EXERCISE:
Show every line of the records below that contains the word "углежогных".

SUPPLIED DATA:

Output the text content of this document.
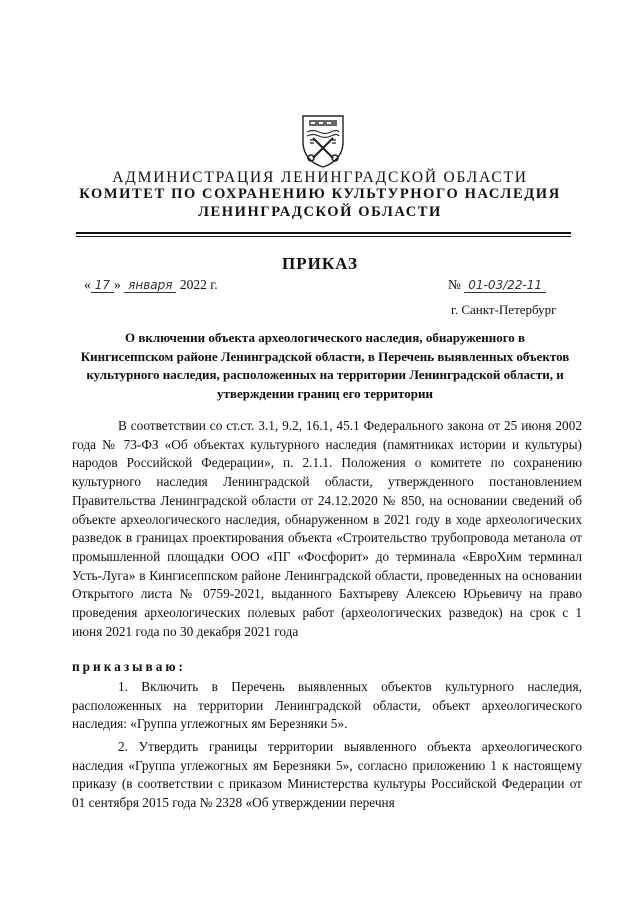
АДМИНИСТРАЦИЯ ЛЕНИНГРАДСКОЙ ОБЛАСТИ
КОМИТЕТ ПО СОХРАНЕНИЮ КУЛЬТУРНОГО НАСЛЕДИЯ
ЛЕНИНГРАДСКОЙ ОБЛАСТИ
ПРИКАЗ
« 17 » января 2022 г.	№ 01-03/22-11
г. Санкт-Петербург
О включении объекта археологического наследия, обнаруженного в Кингисеппском районе Ленинградской области, в Перечень выявленных объектов культурного наследия, расположенных на территории Ленинградской области, и утверждении границ его территории
В соответствии со ст.ст. 3.1, 9.2, 16.1, 45.1 Федерального закона от 25 июня 2002 года № 73-ФЗ «Об объектах культурного наследия (памятниках истории и культуры) народов Российской Федерации», п. 2.1.1. Положения о комитете по сохранению культурного наследия Ленинградской области, утвержденного постановлением Правительства Ленинградской области от 24.12.2020 № 850, на основании сведений об объекте археологического наследия, обнаруженном в 2021 году в ходе археологических разведок в границах проектирования объекта «Строительство трубопровода метанола от промышленной площадки ООО «ПГ «Фосфорит» до терминала «ЕвроХим терминал Усть-Луга» в Кингисеппском районе Ленинградской области, проведенных на основании Открытого листа № 0759-2021, выданного Бахтыреву Алексею Юрьевичу на право проведения археологических полевых работ (археологических разведок) на срок с 1 июня 2021 года по 30 декабря 2021 года
приказываю:
1. Включить в Перечень выявленных объектов культурного наследия, расположенных на территории Ленинградской области, объект археологического наследия: «Группа углежогных ям Березняки 5».
2. Утвердить границы территории выявленного объекта археологического наследия «Группа углежогных ям Березняки 5», согласно приложению 1 к настоящему приказу (в соответствии с приказом Министерства культуры Российской Федерации от 01 сентября 2015 года № 2328 «Об утверждении перечня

RESPONSE TO THE TASK:
1. Включить в Перечень выявленных объектов культурного наследия, расположенных на территории Ленинградской области, объект археологического наследия: «Группа углежогных ям Березняки 5».
2. Утвердить границы территории выявленного объекта археологического наследия «Группа углежогных ям Березняки 5», согласно приложению 1 к настоящему приказу (в соответствии с приказом Министерства культуры Российской Федерации от 01 сентября 2015 года № 2328 «Об утверждении перечня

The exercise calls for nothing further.